• Quoted passage:
______

The Romanian pianist, who turned 70 yesterday, has observed media silence for more than 20 years.

Kirill Gerstein, in a review for New York Review of Books, argues the decision has added an extra dimension to his performances:

For the past two decades, the Romanian pianist Radu Lupu has chosen not to record any music. He does not allow radio broadcasts of his playing, he does not give press interviews, and he has almost no social media presence. This had made his performances all the more prized. Lupu, who turns seventy on November 30, is far more than a great pianist; listening to him, my attention slips away from the beauty and mastery of his piano playing, deeply impressive though it is, with a rich palette of sound and resonance, control over chordal voicing fueled by an exceptionally refined harmonic sense, and a muscular apparatus that accurately plots into reality his imagination of the shape and timing of musical events. Soon, I find I am taken deep below and far above the surface.

 

radu lupu

 

Read Kirill’s full review here.

 

Comments

  • Will Duffay says:

    Slight side-issue, but I was reminded of it by the paragraph above: is there any scientific evidence that one pianist can make a better sound on a given piano than another pianist? The quality of sound of some other instruments is very clearly controlled by the player, but with a piano you hit the key and some wooden and felt mechanisms eventually cause a hammer to hit a string or strings. How much control, really, does the player have over that, and how?

    I’m talking here not about phrasing or chordal voicing or contrapuntal delineation, but about the pure sound of the struck strings.

    • Olaugh Turchev says:

      Posture and arms’ mechanics produce different quality of sound: between a pianist using his entire arm from the shoulder and one using only his forearms, from the elbow; the sound will either breathe or feel tense and thin. Charles Rosen claim is indefensible.

______

• Required task A: In the piece on Radu Lupu, rewrite the paragraph beginning "For the past two decades" more concisely while keeping its main facts.
• Required task B: Copy the passage of the piece on Radu Lupu starting at "Read Kirill’s full" and ending at "the struck strings.".

______

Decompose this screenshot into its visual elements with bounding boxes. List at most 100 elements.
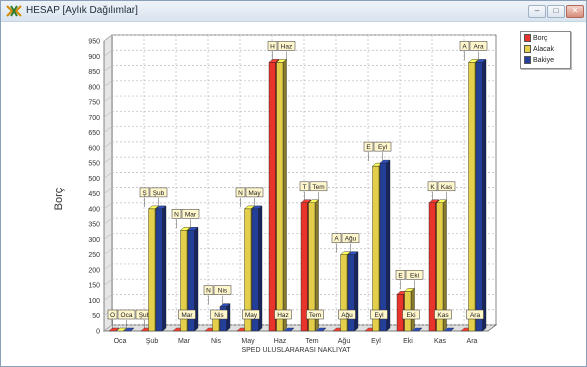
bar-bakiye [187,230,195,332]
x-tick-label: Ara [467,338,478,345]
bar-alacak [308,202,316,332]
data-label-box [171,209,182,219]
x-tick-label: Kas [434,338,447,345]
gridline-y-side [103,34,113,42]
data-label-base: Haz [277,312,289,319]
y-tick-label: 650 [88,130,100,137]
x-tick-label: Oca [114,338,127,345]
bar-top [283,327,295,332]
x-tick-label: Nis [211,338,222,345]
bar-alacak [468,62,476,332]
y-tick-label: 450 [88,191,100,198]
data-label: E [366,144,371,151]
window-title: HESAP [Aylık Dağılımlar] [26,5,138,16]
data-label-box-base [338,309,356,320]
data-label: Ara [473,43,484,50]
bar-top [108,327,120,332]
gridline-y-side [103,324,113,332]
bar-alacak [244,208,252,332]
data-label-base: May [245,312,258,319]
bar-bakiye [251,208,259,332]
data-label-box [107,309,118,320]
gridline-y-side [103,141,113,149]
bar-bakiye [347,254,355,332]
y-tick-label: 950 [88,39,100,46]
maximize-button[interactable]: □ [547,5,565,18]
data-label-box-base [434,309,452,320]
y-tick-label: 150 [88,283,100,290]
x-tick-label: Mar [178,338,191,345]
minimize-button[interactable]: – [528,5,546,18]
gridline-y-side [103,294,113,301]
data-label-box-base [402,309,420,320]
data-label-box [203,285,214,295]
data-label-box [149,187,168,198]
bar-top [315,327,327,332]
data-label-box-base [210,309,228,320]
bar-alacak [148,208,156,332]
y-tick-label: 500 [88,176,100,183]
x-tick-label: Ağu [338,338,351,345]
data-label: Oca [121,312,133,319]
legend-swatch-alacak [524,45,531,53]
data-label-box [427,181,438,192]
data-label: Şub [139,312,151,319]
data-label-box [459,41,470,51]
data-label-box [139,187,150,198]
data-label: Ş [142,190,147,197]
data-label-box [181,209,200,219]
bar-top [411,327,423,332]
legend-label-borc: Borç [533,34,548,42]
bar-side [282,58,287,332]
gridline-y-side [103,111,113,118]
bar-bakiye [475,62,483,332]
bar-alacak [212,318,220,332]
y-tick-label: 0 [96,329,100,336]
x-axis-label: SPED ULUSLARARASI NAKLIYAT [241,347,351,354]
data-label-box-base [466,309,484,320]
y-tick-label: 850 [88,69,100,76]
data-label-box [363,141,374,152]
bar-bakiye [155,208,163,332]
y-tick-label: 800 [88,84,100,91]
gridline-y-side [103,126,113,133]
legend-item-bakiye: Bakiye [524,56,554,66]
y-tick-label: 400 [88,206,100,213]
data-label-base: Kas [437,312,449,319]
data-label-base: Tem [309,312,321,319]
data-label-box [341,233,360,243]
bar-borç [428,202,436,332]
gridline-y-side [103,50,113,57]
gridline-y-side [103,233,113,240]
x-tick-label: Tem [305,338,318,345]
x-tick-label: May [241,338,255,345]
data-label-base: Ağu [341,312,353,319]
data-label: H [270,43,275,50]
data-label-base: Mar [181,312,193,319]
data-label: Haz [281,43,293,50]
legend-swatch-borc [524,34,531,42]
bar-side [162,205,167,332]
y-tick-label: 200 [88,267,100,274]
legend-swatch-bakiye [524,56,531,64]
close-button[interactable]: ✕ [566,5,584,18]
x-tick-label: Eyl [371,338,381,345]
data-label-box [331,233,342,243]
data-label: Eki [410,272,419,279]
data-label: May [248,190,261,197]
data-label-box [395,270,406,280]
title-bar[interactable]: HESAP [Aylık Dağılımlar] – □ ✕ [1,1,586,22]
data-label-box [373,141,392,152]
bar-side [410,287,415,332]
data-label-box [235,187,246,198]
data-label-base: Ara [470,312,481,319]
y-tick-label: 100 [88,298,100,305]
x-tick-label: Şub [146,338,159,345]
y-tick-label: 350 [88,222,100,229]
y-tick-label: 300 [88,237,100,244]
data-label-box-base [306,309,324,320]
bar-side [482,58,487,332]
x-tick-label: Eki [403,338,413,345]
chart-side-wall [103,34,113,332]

______

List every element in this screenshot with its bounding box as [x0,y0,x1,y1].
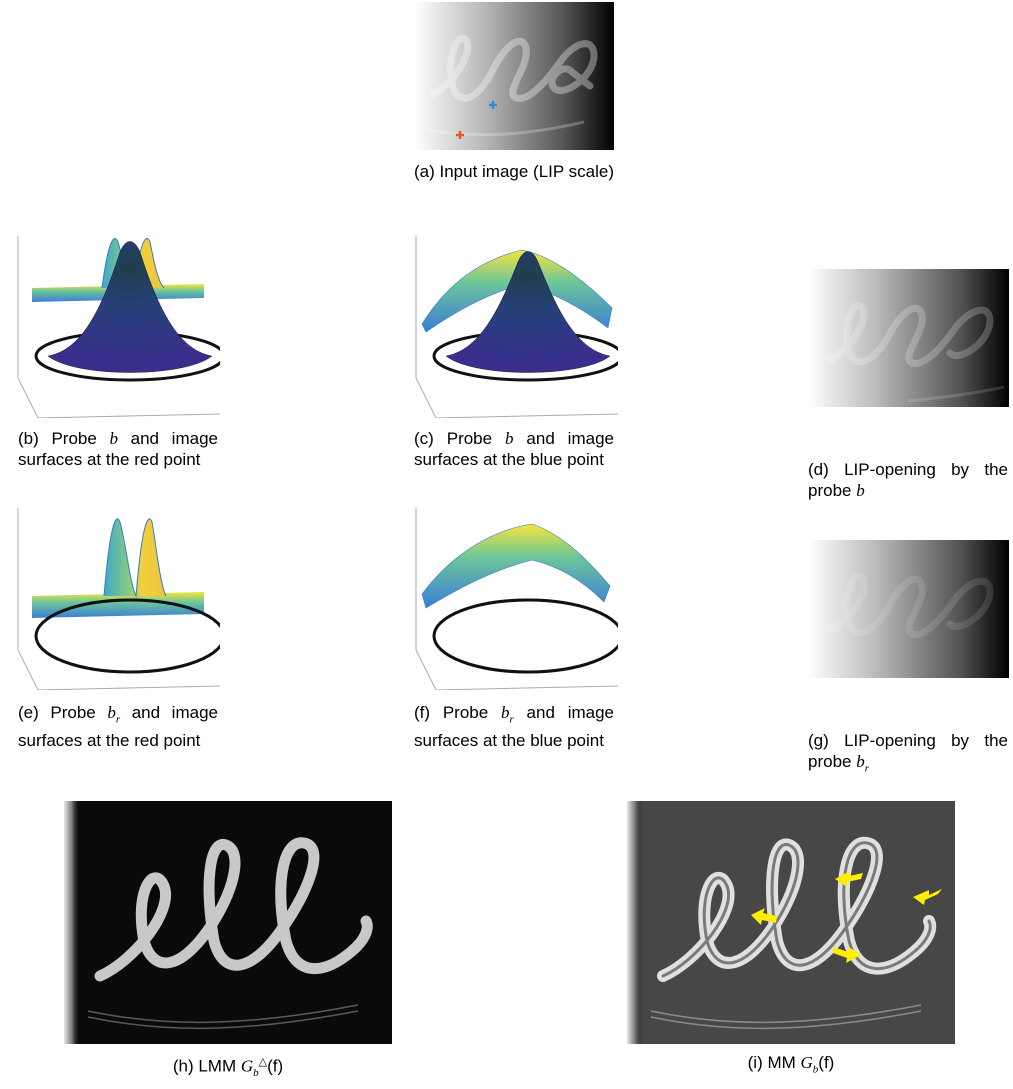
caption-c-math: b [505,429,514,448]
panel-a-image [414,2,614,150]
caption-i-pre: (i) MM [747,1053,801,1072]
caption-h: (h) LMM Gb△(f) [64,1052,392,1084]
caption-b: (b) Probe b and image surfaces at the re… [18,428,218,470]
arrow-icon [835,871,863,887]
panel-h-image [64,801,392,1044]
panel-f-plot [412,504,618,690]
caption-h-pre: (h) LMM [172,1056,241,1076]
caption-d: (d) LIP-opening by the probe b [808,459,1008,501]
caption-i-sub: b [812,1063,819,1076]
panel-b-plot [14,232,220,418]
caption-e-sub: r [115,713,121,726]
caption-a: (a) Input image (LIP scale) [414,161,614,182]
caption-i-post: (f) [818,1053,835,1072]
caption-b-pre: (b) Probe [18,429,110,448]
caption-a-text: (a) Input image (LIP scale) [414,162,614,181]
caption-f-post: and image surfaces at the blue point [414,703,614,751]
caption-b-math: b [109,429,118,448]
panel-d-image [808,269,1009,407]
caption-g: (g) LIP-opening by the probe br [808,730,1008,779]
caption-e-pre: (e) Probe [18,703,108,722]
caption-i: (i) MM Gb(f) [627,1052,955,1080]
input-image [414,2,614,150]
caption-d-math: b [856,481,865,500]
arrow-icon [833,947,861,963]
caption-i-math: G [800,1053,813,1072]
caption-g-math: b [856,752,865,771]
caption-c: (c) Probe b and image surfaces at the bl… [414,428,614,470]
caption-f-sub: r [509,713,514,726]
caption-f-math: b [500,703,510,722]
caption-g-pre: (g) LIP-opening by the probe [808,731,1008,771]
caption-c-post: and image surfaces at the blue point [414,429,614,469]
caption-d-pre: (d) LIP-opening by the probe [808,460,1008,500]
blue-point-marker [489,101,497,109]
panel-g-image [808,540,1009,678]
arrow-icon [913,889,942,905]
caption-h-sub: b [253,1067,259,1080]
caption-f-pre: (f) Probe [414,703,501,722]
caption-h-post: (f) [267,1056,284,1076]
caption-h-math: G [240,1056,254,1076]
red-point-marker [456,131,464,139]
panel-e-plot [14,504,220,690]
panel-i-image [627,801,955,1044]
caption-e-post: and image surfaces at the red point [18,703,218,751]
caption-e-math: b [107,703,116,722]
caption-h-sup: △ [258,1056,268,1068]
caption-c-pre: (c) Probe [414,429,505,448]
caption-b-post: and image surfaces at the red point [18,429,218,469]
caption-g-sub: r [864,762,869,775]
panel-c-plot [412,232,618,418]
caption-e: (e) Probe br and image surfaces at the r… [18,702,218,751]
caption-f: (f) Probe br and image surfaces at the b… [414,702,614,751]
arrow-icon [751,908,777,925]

______

• Correct output A: For twenty years, the Romanian pianist Radu Lupu has made no recordings. He allows no radio broadcasts of his playing, gives no press interviews, and has almost no social media presence, which has made his performances all the more prized. Lupu, who turns seventy on November 30, is far more than a great pianist. His playing shows a rich palette of sound and resonance, chordal voicing guided by a refined harmonic sense, and physical control that accurately realizes his conception of the shape and timing of musical events. Even so, listening to him draws the writer's attention past this beauty and mastery, deep below and far above the surface.

• Correct output B:
Read Kirill’s full review here.

 

Comments

  • Will Duffay says:

    Slight side-issue, but I was reminded of it by the paragraph above: is there any scientific evidence that one pianist can make a better sound on a given piano than another pianist? The quality of sound of some other instruments is very clearly controlled by the player, but with a piano you hit the key and some wooden and felt mechanisms eventually cause a hammer to hit a string or strings. How much control, really, does the player have over that, and how?

    I’m talking here not about phrasing or chordal voicing or contrapuntal delineation, but about the pure sound of the struck strings.